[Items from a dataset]
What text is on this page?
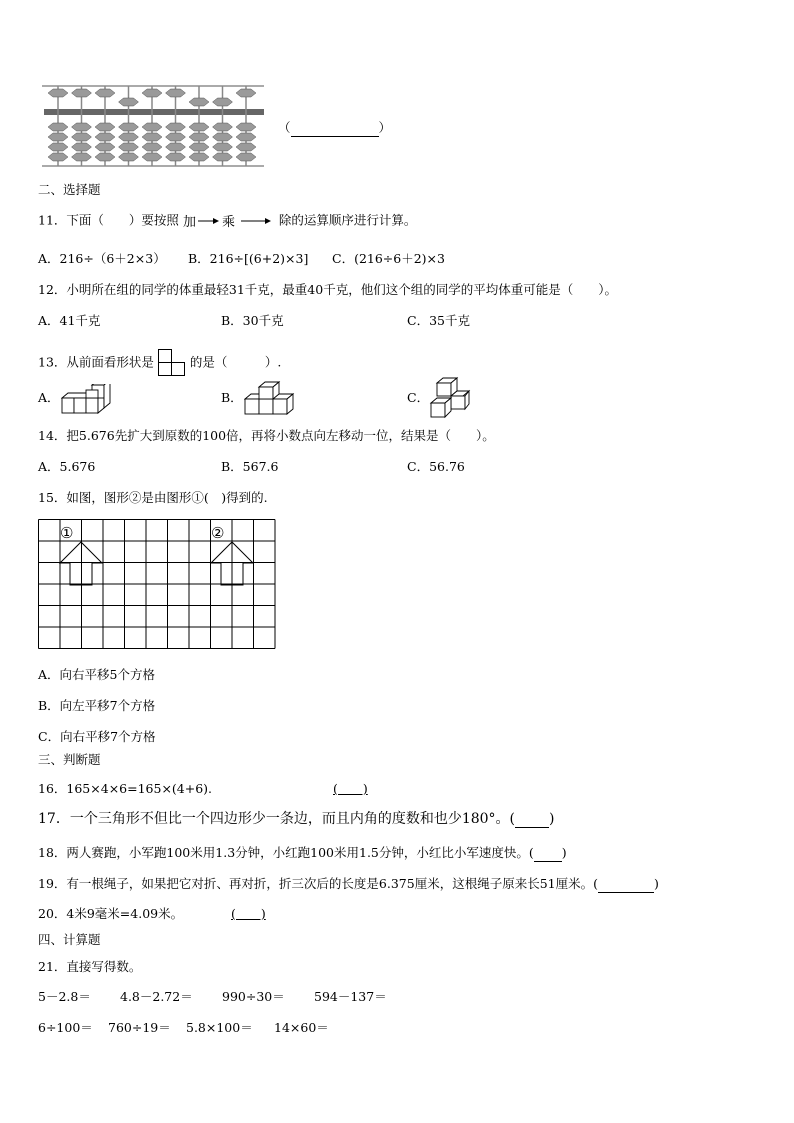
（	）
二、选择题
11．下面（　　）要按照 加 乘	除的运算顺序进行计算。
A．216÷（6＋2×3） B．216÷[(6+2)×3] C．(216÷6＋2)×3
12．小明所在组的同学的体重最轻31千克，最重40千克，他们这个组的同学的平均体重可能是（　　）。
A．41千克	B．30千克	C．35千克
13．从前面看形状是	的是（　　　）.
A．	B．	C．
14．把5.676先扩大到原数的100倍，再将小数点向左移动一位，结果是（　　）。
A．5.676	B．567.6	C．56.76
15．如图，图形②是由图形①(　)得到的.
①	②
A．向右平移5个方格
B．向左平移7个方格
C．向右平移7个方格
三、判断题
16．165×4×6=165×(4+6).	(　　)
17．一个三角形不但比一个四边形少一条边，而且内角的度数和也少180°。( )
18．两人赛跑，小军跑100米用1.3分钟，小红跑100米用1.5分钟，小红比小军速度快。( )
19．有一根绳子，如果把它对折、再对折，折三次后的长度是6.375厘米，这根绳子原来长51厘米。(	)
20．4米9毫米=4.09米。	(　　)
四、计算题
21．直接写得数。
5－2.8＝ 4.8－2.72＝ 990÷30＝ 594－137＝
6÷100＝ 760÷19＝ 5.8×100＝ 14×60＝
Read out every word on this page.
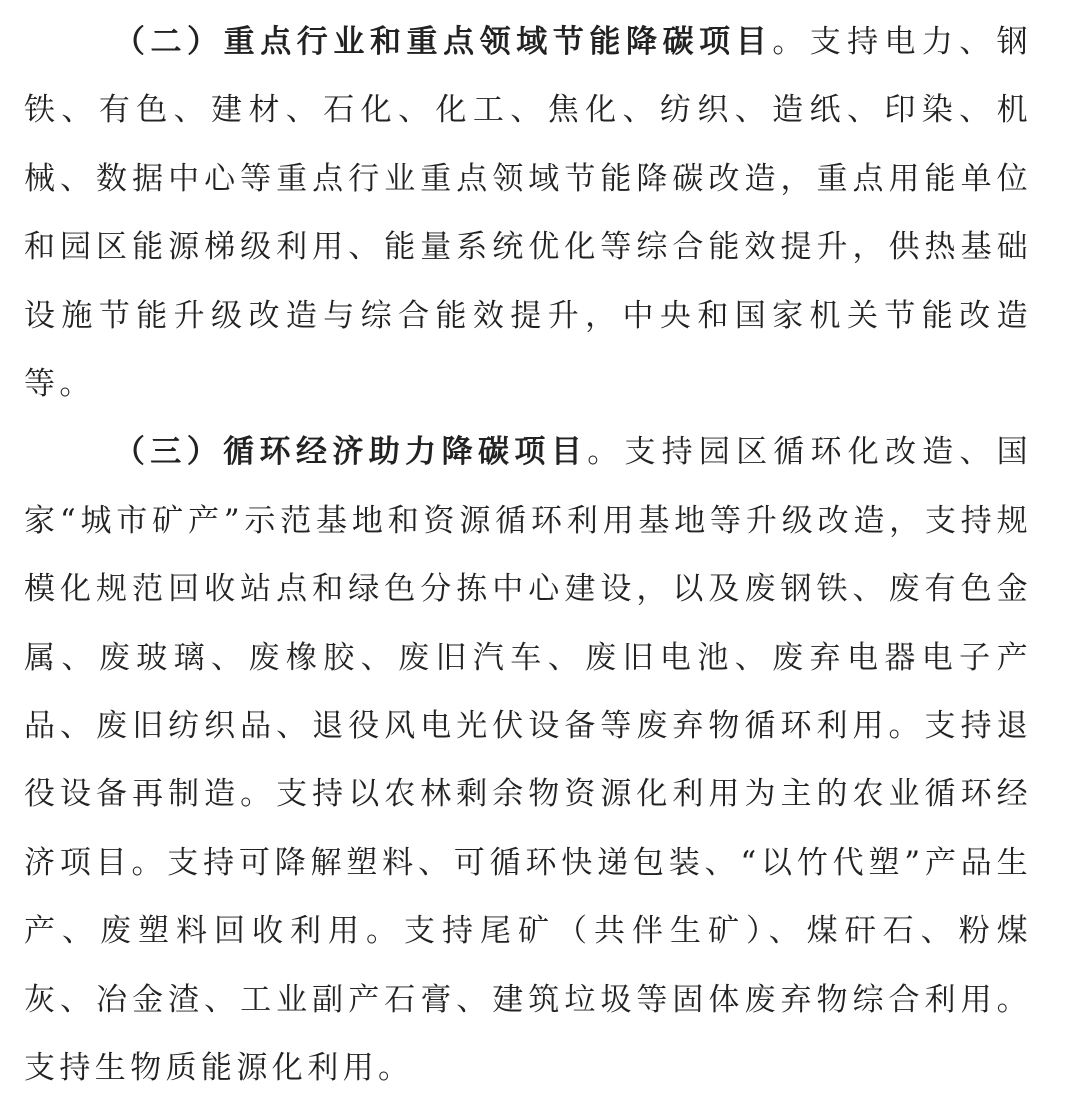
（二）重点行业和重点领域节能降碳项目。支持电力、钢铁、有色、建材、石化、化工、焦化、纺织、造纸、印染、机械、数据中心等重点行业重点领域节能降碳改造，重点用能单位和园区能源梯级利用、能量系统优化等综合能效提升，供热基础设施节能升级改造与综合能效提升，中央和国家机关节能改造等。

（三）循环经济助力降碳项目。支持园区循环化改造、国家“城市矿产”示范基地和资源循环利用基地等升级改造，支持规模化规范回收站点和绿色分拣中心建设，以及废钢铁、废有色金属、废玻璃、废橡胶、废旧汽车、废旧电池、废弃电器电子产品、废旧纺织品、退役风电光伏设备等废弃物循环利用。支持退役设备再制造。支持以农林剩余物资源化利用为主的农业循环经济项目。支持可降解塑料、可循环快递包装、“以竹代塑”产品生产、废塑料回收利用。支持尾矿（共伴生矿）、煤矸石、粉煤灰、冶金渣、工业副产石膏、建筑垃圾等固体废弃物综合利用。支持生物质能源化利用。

...

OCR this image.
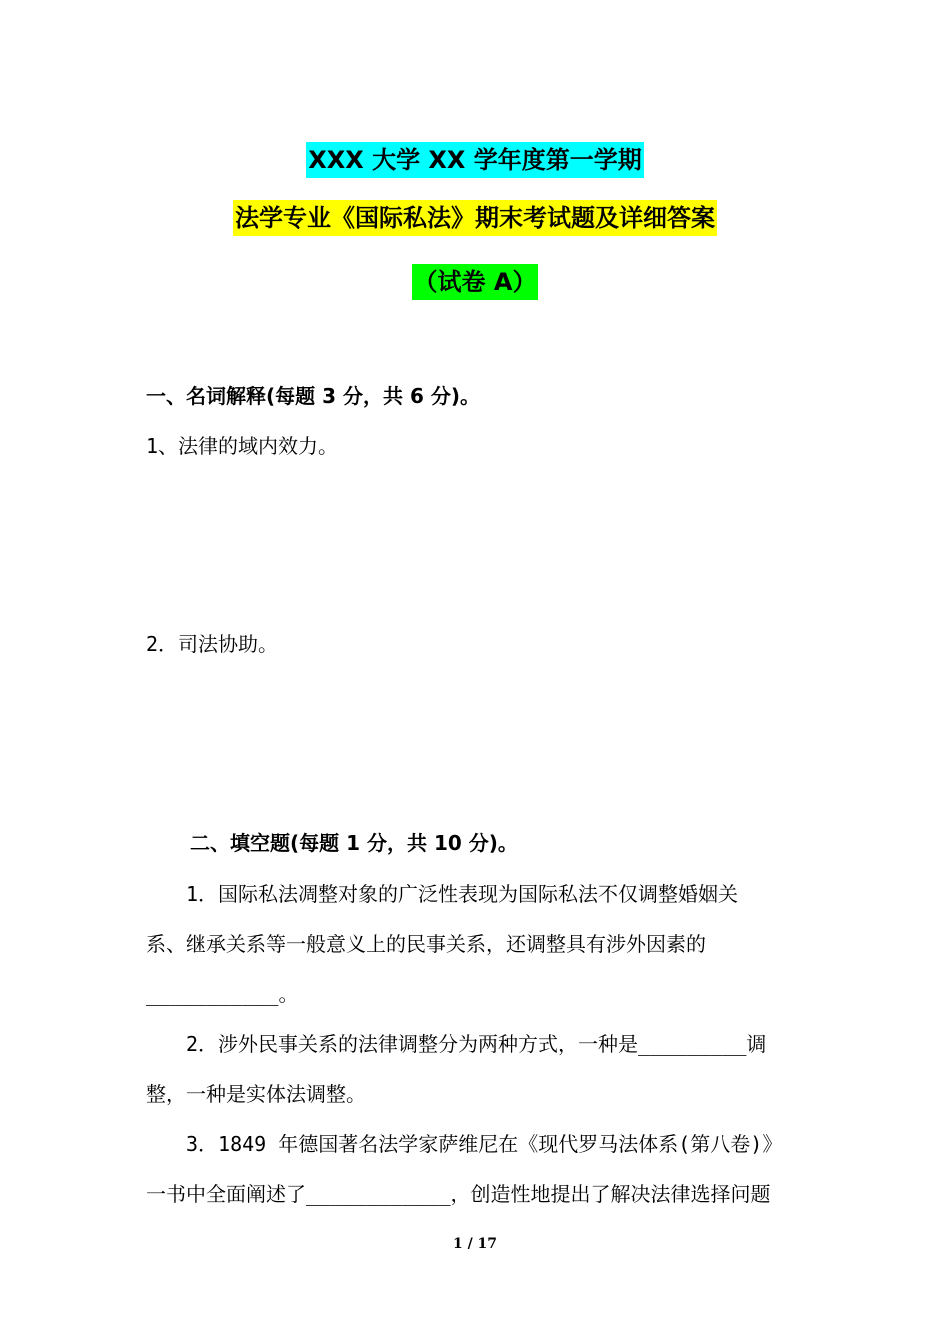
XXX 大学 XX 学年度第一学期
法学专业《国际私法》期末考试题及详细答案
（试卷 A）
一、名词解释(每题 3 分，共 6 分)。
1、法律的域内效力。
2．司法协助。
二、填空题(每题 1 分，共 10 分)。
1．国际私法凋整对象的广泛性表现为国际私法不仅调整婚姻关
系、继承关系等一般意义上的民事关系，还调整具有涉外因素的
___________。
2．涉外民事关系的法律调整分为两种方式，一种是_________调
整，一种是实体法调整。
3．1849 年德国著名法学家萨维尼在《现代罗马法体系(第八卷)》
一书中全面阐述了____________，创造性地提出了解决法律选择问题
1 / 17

* [Problem description]:
Pull out all lines in the data above that include "this".

* [Completed exercise]:
What text is on this page?
Read out every word on this page.
OCR this image.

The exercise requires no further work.